# Records for the exercise start

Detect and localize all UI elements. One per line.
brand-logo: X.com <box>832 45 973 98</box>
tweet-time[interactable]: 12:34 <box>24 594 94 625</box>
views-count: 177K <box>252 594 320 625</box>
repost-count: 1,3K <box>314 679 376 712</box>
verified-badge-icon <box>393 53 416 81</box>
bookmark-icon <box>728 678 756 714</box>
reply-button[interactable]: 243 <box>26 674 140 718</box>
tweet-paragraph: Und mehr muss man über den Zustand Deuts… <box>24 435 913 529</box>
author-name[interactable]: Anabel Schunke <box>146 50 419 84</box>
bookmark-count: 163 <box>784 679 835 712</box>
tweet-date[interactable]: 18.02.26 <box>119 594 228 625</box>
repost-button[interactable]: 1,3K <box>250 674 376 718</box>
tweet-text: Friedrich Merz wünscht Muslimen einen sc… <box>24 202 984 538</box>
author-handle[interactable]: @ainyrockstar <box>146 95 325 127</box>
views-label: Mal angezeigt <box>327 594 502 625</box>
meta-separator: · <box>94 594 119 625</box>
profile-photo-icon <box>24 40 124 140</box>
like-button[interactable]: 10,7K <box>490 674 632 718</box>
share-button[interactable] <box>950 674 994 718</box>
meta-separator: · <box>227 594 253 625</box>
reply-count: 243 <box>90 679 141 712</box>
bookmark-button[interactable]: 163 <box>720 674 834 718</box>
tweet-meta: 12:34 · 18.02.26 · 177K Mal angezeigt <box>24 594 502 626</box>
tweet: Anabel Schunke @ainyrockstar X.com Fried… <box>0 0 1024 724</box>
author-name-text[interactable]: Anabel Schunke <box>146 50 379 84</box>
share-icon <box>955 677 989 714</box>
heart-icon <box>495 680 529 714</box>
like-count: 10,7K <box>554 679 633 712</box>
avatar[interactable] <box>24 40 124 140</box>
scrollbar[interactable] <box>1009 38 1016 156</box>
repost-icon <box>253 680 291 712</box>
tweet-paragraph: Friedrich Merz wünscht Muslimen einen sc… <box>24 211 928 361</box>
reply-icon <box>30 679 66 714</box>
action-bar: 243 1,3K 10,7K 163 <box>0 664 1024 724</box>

# Records for the exercise end

Required work: Can you reproduce the records above verbatim, starting at their first line and ending at the line that contains "tweet-paragraph: Und mehr", with that line included?

Written answer:
Detect and localize all UI elements. One per line.
brand-logo: X.com <box>832 45 973 98</box>
tweet-time[interactable]: 12:34 <box>24 594 94 625</box>
views-count: 177K <box>252 594 320 625</box>
repost-count: 1,3K <box>314 679 376 712</box>
verified-badge-icon <box>393 53 416 81</box>
bookmark-icon <box>728 678 756 714</box>
reply-button[interactable]: 243 <box>26 674 140 718</box>
tweet-paragraph: Und mehr muss man über den Zustand Deuts… <box>24 435 913 529</box>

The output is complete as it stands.